-------- EXTRACTED INFORMATION
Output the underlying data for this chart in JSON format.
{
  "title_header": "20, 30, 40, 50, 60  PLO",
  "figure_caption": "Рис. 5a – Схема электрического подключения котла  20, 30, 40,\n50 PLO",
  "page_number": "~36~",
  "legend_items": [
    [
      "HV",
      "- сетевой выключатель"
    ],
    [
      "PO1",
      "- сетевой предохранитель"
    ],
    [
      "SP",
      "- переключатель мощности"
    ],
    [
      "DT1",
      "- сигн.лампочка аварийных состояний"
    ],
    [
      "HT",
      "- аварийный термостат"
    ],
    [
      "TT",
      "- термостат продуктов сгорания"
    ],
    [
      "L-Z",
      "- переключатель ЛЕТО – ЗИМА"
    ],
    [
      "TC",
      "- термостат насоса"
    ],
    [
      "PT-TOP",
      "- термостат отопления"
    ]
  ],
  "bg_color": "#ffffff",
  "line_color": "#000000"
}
----------------
▸ INSTRUCTION
Exactly reproduce all of the entries above.

▸ THE ANSWER
Output the underlying data for this chart in JSON format.
{
  "title_header": "20, 30, 40, 50, 60  PLO",
  "figure_caption": "Рис. 5a – Схема электрического подключения котла  20, 30, 40,\n50 PLO",
  "page_number": "~36~",
  "legend_items": [
    [
      "HV",
      "- сетевой выключатель"
    ],
    [
      "PO1",
      "- сетевой предохранитель"
    ],
    [
      "SP",
      "- переключатель мощности"
    ],
    [
      "DT1",
      "- сигн.лампочка аварийных состояний"
    ],
    [
      "HT",
      "- аварийный термостат"
    ],
    [
      "TT",
      "- термостат продуктов сгорания"
    ],
    [
      "L-Z",
      "- переключатель ЛЕТО – ЗИМА"
    ],
    [
      "TC",
      "- термостат насоса"
    ],
    [
      "PT-TOP",
      "- термостат отопления"
    ]
  ],
  "bg_color": "#ffffff",
  "line_color": "#000000"
}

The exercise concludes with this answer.